►
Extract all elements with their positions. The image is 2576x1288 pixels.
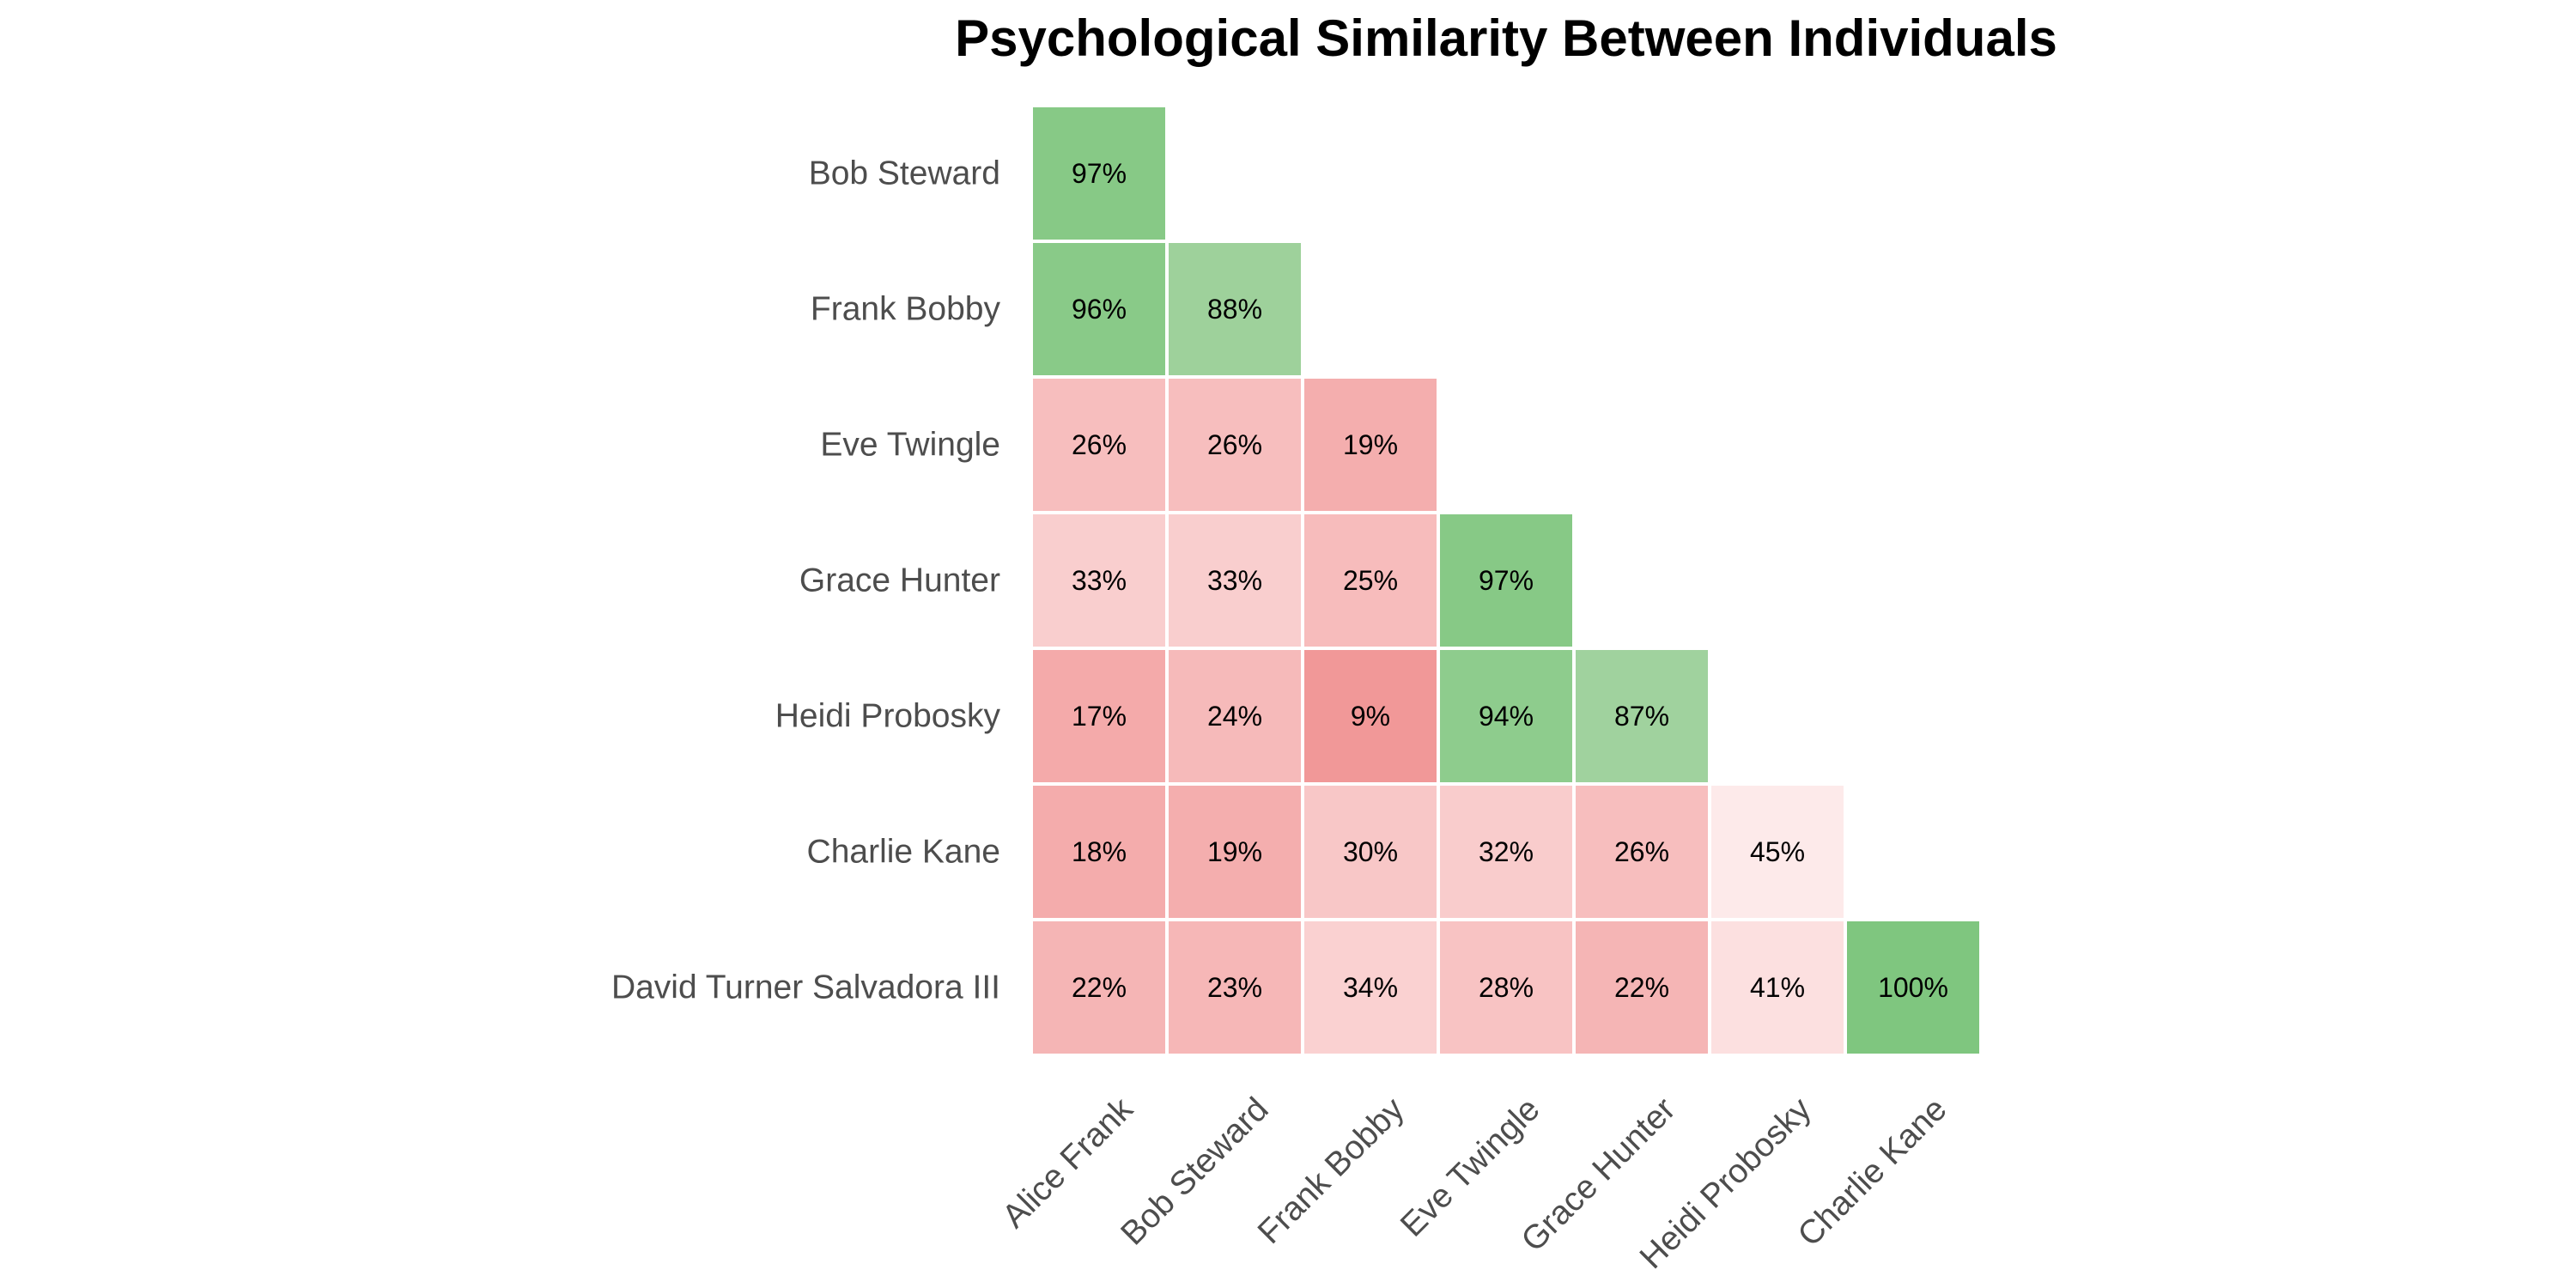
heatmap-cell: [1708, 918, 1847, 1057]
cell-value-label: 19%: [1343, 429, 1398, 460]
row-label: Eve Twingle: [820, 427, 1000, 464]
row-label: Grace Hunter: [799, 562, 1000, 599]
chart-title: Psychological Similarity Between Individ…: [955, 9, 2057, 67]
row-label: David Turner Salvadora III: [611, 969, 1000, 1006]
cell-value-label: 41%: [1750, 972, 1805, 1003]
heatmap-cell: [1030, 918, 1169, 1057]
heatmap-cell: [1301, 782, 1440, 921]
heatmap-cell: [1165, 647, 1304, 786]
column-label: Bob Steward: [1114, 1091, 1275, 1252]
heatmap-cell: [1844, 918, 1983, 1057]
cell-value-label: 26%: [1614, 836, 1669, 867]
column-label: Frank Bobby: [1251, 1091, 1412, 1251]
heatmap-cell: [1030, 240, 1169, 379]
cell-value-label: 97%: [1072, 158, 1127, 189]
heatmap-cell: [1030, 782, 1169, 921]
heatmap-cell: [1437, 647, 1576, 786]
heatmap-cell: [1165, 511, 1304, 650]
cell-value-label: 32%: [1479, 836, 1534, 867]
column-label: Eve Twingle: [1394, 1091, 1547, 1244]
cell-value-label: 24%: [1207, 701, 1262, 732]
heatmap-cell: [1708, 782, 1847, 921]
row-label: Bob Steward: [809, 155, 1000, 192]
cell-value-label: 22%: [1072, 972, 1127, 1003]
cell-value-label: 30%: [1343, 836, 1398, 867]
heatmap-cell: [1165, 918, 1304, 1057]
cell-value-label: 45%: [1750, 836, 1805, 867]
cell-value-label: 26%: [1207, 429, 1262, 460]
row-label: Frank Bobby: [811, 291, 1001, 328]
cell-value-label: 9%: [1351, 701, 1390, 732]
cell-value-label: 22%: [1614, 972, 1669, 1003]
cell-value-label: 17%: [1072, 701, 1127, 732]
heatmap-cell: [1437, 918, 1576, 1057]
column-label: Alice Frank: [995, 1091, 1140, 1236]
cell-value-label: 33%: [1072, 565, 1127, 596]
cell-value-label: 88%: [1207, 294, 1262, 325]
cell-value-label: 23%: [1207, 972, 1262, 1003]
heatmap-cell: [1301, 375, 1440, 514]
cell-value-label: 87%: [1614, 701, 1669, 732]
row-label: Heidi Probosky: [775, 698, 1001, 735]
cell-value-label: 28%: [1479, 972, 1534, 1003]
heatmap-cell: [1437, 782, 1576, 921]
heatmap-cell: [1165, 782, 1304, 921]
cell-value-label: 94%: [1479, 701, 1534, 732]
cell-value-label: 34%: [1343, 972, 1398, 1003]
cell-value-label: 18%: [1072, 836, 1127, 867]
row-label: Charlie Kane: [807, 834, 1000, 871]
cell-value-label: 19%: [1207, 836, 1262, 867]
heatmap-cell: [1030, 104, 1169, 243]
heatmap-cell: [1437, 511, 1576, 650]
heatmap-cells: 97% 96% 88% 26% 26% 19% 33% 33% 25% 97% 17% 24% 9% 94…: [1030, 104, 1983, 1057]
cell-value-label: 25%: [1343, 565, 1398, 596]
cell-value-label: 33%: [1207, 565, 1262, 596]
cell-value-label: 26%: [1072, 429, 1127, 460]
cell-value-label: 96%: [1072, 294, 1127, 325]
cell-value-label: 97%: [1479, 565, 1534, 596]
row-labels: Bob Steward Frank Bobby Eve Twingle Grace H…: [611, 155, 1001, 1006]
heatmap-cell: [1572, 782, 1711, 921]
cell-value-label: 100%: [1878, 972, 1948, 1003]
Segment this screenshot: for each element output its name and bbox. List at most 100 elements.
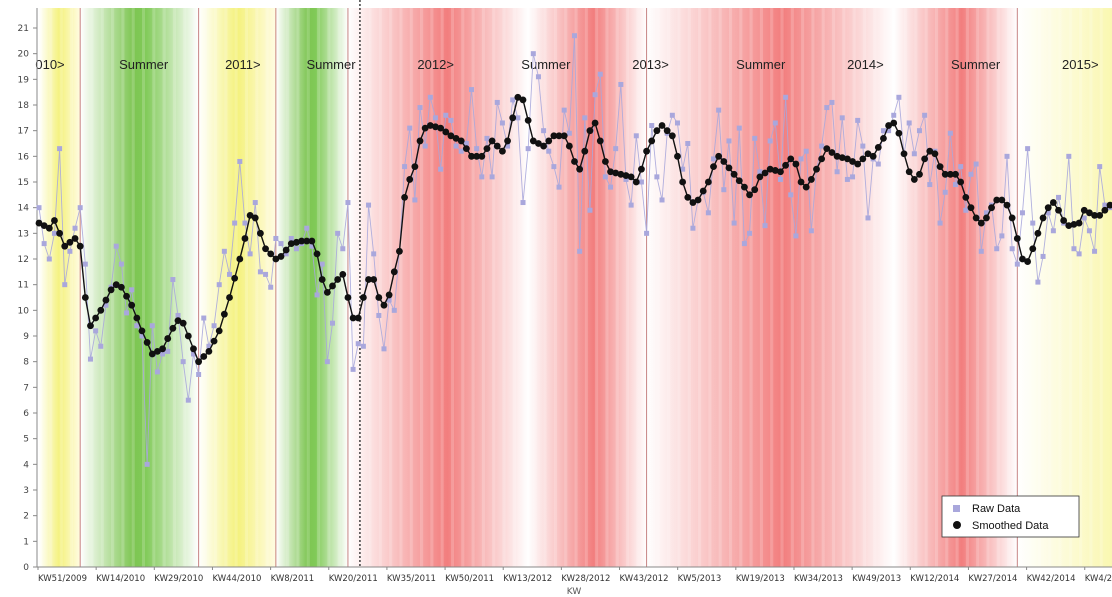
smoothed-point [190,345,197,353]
◄
Retype the lines from the one with "heatmap-cell: [1708, 918, 1847, 1057]" up to and including the one with "heatmap-cell: [1030, 240, 1169, 379]", keeping them identical to the entries.

heatmap-cell: [1708, 918, 1847, 1057]
cell-value-label: 19%: [1343, 429, 1398, 460]
row-label: Eve Twingle: [820, 427, 1000, 464]
row-label: Grace Hunter: [799, 562, 1000, 599]
chart-title: Psychological Similarity Between Individ…: [955, 9, 2057, 67]
row-label: David Turner Salvadora III: [611, 969, 1000, 1006]
cell-value-label: 41%: [1750, 972, 1805, 1003]
heatmap-cell: [1030, 918, 1169, 1057]
heatmap-cell: [1301, 782, 1440, 921]
heatmap-cell: [1165, 647, 1304, 786]
column-label: Bob Steward: [1114, 1091, 1275, 1252]
heatmap-cell: [1844, 918, 1983, 1057]
cell-value-label: 26%: [1614, 836, 1669, 867]
column-label: Frank Bobby: [1251, 1091, 1412, 1251]
heatmap-cell: [1030, 240, 1169, 379]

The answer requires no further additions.